#### [Task to complete]
Report, copied in full, every line below that contains the string "Tutorial". Case counts.

[Saved data entries]
================================

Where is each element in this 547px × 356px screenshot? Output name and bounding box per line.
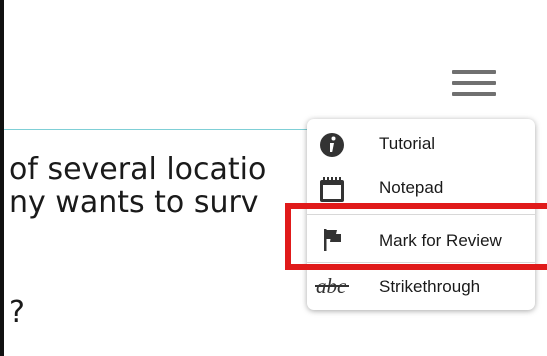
- header-divider: [4, 129, 314, 130]
- question-text-line-3: ?: [9, 295, 25, 330]
- info-icon: [320, 133, 344, 157]
- hamburger-bar: [452, 70, 496, 74]
- hamburger-bar: [452, 81, 496, 85]
- question-text-line-1: of several locatio: [9, 152, 267, 187]
- menu-item-label: Tutorial: [379, 134, 436, 153]
- hamburger-bar: [452, 92, 496, 96]
- highlight-annotation: [285, 203, 547, 270]
- hamburger-menu-icon[interactable]: [452, 68, 496, 98]
- question-text-line-2: ny wants to surv: [9, 185, 259, 220]
- left-border: [0, 0, 4, 356]
- menu-item-label: Strikethrough: [379, 277, 481, 296]
- menu-item-tutorial[interactable]: Tutorial: [307, 119, 535, 166]
- strikethrough-icon: abc: [315, 274, 349, 298]
- notepad-icon: [320, 177, 344, 202]
- menu-item-label: Notepad: [379, 178, 444, 197]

================================

#### [Response to this task]
- menu-item-label: Tutorial: [379, 134, 436, 153]
- menu-item-tutorial[interactable]: Tutorial: [307, 119, 535, 166]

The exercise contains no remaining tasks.